## Begin

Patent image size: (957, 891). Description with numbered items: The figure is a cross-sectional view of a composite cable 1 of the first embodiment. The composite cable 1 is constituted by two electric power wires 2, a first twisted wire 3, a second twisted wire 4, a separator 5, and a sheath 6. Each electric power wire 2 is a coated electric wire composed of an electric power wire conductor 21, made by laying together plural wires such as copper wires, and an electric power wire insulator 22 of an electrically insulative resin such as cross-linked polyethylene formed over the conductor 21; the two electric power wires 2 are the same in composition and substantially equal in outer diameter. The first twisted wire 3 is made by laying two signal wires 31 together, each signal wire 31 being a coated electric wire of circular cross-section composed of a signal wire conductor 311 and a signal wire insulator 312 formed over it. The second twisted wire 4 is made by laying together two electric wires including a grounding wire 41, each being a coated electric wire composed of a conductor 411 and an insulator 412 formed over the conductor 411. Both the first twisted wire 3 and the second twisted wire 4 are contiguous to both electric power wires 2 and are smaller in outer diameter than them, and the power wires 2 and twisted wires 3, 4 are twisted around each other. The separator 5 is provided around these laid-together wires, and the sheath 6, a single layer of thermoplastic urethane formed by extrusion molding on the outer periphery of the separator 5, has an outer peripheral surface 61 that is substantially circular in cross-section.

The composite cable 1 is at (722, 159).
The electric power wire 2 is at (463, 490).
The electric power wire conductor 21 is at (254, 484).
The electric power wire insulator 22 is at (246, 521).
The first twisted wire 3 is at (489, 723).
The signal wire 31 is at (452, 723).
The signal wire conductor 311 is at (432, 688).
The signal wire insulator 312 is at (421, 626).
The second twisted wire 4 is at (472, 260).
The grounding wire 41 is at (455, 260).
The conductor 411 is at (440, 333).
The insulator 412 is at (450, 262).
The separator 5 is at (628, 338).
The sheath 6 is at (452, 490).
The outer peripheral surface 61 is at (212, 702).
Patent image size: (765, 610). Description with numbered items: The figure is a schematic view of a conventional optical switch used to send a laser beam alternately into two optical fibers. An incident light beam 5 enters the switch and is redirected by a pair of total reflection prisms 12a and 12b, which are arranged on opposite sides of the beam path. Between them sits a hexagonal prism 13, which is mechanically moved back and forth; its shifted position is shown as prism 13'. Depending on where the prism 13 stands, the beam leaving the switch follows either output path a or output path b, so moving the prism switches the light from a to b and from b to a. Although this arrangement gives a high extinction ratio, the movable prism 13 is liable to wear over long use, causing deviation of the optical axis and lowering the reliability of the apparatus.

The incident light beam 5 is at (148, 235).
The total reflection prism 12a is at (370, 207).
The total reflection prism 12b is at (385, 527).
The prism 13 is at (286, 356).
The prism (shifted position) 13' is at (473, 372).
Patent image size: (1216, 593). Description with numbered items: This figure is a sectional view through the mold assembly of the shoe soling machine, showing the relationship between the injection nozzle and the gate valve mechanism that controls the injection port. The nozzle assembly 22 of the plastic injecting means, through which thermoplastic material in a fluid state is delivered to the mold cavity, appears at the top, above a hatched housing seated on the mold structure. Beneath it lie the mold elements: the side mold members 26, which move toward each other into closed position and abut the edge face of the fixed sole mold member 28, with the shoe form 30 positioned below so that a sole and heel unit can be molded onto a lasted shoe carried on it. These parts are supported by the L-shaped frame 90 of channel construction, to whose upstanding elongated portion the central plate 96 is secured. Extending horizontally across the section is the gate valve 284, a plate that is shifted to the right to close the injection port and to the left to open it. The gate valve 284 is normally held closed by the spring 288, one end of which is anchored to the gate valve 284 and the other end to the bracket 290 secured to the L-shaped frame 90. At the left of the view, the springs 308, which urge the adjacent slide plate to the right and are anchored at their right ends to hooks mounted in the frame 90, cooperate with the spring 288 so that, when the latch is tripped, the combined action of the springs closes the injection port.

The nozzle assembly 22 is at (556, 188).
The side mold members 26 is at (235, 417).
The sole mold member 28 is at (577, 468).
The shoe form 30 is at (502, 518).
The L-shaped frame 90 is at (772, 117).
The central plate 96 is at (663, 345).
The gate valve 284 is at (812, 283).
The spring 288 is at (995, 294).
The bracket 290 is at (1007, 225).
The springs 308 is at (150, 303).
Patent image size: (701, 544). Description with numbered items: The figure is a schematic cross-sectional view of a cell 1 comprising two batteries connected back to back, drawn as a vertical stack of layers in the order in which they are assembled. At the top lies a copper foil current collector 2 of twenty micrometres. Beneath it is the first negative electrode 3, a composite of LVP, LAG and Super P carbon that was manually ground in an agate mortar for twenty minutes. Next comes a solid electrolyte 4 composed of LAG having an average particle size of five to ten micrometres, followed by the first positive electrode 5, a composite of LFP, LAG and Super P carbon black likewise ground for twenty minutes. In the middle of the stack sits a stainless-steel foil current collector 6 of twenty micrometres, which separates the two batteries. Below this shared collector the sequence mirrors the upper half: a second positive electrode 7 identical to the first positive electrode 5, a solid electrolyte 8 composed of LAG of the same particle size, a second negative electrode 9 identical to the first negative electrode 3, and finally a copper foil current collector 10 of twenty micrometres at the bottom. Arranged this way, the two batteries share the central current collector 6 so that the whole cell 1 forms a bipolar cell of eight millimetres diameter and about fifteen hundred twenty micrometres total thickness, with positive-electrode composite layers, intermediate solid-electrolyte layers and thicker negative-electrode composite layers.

## End

Directions =>
Return the entries word for word, starting with their first line and ending with the line that contains "The outer peripheral", both included.

Solved exercise =>
Patent image size: (957, 891). Description with numbered items: The figure is a cross-sectional view of a composite cable 1 of the first embodiment. The composite cable 1 is constituted by two electric power wires 2, a first twisted wire 3, a second twisted wire 4, a separator 5, and a sheath 6. Each electric power wire 2 is a coated electric wire composed of an electric power wire conductor 21, made by laying together plural wires such as copper wires, and an electric power wire insulator 22 of an electrically insulative resin such as cross-linked polyethylene formed over the conductor 21; the two electric power wires 2 are the same in composition and substantially equal in outer diameter. The first twisted wire 3 is made by laying two signal wires 31 together, each signal wire 31 being a coated electric wire of circular cross-section composed of a signal wire conductor 311 and a signal wire insulator 312 formed over it. The second twisted wire 4 is made by laying together two electric wires including a grounding wire 41, each being a coated electric wire composed of a conductor 411 and an insulator 412 formed over the conductor 411. Both the first twisted wire 3 and the second twisted wire 4 are contiguous to both electric power wires 2 and are smaller in outer diameter than them, and the power wires 2 and twisted wires 3, 4 are twisted around each other. The separator 5 is provided around these laid-together wires, and the sheath 6, a single layer of thermoplastic urethane formed by extrusion molding on the outer periphery of the separator 5, has an outer peripheral surface 61 that is substantially circular in cross-section.

The composite cable 1 is at (722, 159).
The electric power wire 2 is at (463, 490).
The electric power wire conductor 21 is at (254, 484).
The electric power wire insulator 22 is at (246, 521).
The first twisted wire 3 is at (489, 723).
The signal wire 31 is at (452, 723).
The signal wire conductor 311 is at (432, 688).
The signal wire insulator 312 is at (421, 626).
The second twisted wire 4 is at (472, 260).
The grounding wire 41 is at (455, 260).
The conductor 411 is at (440, 333).
The insulator 412 is at (450, 262).
The separator 5 is at (628, 338).
The sheath 6 is at (452, 490).
The outer peripheral surface 61 is at (212, 702).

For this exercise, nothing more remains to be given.